* _DATASET ROWS_:
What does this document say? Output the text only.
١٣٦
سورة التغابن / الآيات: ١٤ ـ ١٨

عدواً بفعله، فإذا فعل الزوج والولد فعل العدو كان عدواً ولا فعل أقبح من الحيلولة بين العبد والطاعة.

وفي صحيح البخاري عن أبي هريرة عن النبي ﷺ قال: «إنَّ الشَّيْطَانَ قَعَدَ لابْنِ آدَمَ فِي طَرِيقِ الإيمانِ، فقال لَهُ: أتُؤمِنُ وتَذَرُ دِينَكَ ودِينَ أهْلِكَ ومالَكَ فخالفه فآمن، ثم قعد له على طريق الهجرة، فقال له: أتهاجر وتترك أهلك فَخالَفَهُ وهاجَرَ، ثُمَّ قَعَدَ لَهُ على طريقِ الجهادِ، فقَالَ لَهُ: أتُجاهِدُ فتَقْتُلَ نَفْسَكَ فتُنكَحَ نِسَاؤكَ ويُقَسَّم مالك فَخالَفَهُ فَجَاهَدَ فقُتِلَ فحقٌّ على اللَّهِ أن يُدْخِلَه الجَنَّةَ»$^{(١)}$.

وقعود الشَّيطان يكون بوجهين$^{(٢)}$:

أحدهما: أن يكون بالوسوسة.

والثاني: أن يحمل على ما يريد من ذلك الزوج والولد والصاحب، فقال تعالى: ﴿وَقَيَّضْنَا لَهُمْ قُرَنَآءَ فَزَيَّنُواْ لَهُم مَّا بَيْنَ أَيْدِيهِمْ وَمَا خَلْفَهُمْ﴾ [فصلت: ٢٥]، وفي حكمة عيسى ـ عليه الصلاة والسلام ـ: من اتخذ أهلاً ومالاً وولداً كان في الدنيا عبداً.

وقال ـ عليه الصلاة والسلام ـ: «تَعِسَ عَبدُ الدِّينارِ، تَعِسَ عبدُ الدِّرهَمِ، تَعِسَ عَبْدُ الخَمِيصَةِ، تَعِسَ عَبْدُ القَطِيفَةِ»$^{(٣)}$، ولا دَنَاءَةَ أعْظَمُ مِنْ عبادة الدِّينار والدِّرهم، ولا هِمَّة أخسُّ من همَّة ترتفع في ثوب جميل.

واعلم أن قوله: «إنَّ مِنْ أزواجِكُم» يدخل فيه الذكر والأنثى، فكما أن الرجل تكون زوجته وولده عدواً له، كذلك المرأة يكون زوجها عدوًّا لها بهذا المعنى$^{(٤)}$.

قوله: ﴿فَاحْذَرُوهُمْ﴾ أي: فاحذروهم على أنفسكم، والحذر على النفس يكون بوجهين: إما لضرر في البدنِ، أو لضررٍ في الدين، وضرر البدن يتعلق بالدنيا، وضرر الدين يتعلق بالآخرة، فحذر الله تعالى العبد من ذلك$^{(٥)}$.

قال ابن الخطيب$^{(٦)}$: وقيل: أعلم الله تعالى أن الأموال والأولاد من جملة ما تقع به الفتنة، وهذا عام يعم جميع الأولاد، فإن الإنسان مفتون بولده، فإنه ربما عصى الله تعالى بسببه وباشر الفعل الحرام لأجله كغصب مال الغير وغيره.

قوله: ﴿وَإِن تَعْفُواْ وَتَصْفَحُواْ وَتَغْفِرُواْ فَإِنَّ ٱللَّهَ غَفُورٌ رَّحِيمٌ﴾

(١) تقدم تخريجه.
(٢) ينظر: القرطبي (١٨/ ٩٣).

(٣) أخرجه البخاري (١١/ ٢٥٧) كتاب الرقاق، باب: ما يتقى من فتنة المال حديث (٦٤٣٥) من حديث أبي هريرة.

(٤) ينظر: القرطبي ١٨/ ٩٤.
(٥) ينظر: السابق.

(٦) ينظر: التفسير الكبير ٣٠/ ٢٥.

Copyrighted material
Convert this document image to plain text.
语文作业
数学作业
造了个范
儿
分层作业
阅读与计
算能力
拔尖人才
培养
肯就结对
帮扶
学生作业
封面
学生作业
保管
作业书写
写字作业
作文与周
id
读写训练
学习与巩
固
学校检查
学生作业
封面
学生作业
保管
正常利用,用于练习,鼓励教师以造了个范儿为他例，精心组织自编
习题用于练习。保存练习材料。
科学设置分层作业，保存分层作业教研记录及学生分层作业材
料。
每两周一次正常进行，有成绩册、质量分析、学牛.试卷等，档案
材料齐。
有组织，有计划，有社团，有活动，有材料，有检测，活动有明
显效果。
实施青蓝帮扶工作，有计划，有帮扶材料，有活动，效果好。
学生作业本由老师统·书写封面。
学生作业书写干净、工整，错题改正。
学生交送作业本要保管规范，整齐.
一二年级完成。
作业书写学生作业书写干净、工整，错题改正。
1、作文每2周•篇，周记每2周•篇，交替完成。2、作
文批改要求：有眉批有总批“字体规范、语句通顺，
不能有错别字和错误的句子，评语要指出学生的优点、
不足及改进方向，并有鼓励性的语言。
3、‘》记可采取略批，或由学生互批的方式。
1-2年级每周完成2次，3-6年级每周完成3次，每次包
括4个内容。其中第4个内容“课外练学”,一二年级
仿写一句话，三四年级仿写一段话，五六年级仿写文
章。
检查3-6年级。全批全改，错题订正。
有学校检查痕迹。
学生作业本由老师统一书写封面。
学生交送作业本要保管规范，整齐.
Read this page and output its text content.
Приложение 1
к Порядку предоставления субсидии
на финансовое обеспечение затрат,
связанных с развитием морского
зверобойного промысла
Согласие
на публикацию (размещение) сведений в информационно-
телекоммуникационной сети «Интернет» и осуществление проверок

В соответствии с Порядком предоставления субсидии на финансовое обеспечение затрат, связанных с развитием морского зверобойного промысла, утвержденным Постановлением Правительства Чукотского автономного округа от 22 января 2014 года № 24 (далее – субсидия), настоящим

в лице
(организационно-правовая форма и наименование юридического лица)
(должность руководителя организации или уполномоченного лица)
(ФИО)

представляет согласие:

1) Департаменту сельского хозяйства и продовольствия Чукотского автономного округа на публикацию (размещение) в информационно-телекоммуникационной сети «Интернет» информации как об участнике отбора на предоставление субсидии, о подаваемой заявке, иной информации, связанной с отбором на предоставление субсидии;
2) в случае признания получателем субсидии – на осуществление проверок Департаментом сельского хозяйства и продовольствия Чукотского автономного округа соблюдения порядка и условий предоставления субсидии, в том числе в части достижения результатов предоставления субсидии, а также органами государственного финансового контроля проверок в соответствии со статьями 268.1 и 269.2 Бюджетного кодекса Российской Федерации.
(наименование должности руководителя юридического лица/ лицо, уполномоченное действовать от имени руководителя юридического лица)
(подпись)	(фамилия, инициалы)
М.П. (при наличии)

* _THE EXERCISE_: Report how many lines of the records above contain the word "والولد", giving only the number.

* _WRITTEN RESPONSE_: 2